- DATA SHOWN
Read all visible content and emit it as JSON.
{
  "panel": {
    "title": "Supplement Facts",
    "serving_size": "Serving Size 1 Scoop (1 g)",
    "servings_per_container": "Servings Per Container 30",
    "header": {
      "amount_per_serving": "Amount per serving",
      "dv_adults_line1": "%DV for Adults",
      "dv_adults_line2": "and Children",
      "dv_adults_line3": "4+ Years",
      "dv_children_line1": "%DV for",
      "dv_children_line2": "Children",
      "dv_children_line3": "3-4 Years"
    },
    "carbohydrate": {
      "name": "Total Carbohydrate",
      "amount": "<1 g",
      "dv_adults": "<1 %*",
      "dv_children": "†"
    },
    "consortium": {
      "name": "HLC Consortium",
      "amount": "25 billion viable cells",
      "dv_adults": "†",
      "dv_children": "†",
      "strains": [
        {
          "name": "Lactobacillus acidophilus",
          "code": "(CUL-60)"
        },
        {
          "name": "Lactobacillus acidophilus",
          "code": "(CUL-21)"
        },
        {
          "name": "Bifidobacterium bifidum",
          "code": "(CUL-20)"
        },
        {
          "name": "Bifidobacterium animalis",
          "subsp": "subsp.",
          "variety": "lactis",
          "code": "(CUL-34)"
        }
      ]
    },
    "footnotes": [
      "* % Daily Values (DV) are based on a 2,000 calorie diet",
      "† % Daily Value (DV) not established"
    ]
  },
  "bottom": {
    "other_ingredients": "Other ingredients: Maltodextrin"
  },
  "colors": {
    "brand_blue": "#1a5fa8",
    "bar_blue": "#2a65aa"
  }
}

- WHAT YOU WILL DO
Every line of the material should be transcribed without alteration.

- SOLUTION FOR THIS EXERCISE
Read all visible content and emit it as JSON.
{
  "panel": {
    "title": "Supplement Facts",
    "serving_size": "Serving Size 1 Scoop (1 g)",
    "servings_per_container": "Servings Per Container 30",
    "header": {
      "amount_per_serving": "Amount per serving",
      "dv_adults_line1": "%DV for Adults",
      "dv_adults_line2": "and Children",
      "dv_adults_line3": "4+ Years",
      "dv_children_line1": "%DV for",
      "dv_children_line2": "Children",
      "dv_children_line3": "3-4 Years"
    },
    "carbohydrate": {
      "name": "Total Carbohydrate",
      "amount": "<1 g",
      "dv_adults": "<1 %*",
      "dv_children": "†"
    },
    "consortium": {
      "name": "HLC Consortium",
      "amount": "25 billion viable cells",
      "dv_adults": "†",
      "dv_children": "†",
      "strains": [
        {
          "name": "Lactobacillus acidophilus",
          "code": "(CUL-60)"
        },
        {
          "name": "Lactobacillus acidophilus",
          "code": "(CUL-21)"
        },
        {
          "name": "Bifidobacterium bifidum",
          "code": "(CUL-20)"
        },
        {
          "name": "Bifidobacterium animalis",
          "subsp": "subsp.",
          "variety": "lactis",
          "code": "(CUL-34)"
        }
      ]
    },
    "footnotes": [
      "* % Daily Values (DV) are based on a 2,000 calorie diet",
      "† % Daily Value (DV) not established"
    ]
  },
  "bottom": {
    "other_ingredients": "Other ingredients: Maltodextrin"
  },
  "colors": {
    "brand_blue": "#1a5fa8",
    "bar_blue": "#2a65aa"
  }
}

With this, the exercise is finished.